Dataset excerpt
= = =

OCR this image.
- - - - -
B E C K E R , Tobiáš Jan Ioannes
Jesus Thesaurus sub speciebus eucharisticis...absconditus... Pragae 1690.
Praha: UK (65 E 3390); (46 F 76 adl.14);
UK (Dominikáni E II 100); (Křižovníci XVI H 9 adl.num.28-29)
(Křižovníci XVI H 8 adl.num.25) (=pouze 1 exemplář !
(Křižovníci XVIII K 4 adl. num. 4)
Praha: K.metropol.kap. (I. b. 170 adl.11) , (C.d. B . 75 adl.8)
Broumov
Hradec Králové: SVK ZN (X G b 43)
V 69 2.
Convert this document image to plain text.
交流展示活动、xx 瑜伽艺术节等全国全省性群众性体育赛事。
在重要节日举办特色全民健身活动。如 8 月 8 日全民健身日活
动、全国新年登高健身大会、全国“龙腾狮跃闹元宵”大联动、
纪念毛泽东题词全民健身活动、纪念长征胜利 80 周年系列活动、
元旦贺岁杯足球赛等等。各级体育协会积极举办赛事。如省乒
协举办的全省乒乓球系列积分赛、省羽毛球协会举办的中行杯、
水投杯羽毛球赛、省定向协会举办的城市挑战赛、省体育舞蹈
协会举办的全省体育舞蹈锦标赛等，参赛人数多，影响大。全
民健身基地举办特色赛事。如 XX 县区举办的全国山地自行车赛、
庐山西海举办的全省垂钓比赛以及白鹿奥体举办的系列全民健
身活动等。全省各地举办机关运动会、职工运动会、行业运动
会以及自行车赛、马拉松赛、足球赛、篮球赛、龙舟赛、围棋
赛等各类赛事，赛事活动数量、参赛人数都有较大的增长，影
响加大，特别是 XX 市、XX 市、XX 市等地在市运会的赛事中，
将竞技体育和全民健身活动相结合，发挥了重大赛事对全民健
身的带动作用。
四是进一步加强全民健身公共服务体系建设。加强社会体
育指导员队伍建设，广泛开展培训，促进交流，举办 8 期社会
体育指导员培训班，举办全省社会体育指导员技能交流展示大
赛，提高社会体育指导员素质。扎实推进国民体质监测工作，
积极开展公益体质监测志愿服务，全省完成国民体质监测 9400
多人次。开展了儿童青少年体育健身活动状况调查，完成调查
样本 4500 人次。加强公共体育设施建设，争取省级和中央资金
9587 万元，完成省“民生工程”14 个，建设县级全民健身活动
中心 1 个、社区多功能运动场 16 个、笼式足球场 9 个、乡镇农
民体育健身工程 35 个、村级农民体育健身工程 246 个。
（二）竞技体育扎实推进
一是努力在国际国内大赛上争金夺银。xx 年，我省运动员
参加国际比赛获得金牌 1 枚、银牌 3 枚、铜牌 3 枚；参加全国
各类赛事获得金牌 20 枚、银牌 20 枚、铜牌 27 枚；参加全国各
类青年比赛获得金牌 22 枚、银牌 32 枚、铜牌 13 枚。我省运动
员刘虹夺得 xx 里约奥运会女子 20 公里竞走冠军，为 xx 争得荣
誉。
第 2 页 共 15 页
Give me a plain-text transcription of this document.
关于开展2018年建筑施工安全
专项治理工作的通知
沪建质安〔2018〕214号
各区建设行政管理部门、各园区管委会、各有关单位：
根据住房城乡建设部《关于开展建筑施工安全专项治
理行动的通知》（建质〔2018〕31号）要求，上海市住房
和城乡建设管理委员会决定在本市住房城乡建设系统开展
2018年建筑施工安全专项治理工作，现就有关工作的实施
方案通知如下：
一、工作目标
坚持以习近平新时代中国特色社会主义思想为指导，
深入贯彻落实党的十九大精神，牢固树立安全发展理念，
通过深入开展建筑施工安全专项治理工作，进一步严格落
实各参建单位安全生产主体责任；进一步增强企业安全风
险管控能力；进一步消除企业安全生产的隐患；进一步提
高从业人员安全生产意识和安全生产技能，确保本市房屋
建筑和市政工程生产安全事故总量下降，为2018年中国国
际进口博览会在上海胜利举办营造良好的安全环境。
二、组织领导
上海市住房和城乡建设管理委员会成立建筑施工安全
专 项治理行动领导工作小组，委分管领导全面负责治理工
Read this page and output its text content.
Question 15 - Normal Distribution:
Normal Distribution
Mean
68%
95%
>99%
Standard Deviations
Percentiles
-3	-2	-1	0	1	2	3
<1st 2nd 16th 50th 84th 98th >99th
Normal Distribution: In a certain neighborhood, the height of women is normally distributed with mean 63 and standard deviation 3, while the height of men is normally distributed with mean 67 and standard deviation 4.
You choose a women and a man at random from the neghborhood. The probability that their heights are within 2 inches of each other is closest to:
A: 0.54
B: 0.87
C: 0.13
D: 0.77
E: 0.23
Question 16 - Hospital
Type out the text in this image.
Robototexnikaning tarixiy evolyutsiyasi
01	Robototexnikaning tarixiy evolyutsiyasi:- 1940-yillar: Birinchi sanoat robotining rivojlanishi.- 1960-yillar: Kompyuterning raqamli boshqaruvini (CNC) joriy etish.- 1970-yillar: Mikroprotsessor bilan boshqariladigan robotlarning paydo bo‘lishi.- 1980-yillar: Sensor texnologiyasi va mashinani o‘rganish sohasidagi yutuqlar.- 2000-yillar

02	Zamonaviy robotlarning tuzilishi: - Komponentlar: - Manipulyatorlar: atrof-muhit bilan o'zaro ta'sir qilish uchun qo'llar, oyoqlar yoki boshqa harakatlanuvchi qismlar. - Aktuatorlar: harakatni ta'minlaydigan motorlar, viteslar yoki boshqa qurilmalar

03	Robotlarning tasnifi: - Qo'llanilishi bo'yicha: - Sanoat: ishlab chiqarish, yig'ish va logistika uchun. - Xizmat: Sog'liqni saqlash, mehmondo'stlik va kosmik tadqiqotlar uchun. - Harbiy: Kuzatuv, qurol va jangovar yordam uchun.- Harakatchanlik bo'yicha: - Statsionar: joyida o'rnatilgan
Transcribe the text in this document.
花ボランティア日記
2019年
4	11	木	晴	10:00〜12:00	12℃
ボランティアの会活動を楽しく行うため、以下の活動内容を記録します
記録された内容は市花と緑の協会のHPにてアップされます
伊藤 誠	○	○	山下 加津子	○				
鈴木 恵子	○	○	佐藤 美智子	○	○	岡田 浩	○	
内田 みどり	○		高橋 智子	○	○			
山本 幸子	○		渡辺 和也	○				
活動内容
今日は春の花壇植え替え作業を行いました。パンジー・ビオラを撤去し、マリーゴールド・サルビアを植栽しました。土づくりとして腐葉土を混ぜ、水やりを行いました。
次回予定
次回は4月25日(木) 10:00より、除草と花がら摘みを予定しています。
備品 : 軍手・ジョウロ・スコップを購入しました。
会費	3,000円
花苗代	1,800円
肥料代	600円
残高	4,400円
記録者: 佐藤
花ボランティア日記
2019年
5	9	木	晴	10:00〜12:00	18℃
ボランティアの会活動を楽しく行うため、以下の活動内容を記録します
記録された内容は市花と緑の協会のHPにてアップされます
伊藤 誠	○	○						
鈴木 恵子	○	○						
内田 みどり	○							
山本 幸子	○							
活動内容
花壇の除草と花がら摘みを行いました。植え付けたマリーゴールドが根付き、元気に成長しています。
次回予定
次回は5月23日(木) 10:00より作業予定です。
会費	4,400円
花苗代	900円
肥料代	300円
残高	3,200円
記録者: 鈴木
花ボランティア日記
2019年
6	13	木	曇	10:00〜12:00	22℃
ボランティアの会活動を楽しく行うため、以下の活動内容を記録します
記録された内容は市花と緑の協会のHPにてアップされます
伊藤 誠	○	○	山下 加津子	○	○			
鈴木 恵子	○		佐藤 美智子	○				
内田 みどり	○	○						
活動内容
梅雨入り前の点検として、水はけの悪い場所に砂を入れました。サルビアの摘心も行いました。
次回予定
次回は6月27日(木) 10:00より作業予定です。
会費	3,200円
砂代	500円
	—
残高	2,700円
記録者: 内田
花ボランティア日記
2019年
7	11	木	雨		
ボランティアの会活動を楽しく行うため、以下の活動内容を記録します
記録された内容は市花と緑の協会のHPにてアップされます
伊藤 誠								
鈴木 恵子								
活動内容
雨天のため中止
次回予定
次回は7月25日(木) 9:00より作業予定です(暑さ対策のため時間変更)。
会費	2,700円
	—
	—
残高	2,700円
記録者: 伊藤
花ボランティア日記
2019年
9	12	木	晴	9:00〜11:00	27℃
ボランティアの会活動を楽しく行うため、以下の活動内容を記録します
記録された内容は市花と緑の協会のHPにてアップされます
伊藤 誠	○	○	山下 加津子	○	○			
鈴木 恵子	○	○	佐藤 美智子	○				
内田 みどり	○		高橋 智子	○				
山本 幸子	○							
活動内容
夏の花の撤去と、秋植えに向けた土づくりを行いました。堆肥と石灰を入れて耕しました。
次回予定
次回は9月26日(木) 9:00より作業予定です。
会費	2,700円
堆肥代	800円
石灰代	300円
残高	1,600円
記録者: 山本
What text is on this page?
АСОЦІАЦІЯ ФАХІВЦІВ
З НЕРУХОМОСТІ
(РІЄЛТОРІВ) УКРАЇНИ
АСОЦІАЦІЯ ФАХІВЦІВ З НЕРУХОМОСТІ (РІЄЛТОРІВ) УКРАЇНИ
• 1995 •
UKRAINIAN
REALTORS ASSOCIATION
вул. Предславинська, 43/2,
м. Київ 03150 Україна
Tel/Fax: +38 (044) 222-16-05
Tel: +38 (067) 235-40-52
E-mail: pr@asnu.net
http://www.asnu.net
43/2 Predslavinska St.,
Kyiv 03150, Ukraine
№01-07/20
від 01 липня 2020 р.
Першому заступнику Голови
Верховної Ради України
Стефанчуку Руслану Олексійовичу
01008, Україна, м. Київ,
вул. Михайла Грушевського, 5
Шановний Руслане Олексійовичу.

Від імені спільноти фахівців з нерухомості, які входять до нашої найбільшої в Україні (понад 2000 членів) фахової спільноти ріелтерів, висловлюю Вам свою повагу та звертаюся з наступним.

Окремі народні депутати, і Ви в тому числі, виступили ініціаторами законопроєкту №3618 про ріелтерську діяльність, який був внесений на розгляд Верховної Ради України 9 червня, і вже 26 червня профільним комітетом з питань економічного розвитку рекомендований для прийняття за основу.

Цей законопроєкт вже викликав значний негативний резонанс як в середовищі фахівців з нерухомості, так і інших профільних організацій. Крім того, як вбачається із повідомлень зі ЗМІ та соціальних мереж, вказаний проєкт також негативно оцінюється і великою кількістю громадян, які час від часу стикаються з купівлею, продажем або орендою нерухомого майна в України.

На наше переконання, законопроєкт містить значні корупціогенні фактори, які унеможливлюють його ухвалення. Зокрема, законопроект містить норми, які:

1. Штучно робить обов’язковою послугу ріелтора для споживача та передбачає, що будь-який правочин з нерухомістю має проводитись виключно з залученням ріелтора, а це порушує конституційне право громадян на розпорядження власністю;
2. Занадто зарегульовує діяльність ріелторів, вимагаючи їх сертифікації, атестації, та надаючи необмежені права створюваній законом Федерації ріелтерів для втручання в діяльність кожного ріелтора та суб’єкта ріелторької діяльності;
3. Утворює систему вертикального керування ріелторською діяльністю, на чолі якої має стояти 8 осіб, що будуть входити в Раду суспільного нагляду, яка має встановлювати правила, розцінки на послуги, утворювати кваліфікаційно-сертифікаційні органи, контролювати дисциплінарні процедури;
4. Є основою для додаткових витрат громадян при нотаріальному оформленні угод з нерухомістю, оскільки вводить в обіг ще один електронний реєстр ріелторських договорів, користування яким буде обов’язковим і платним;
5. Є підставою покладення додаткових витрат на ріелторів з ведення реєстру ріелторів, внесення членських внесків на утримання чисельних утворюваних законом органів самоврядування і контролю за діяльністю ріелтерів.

= = =

- [GOAL]: Report only a number: how many lines in the material above contain the string "діяльністю".

- [WORKED ANSWER]: 2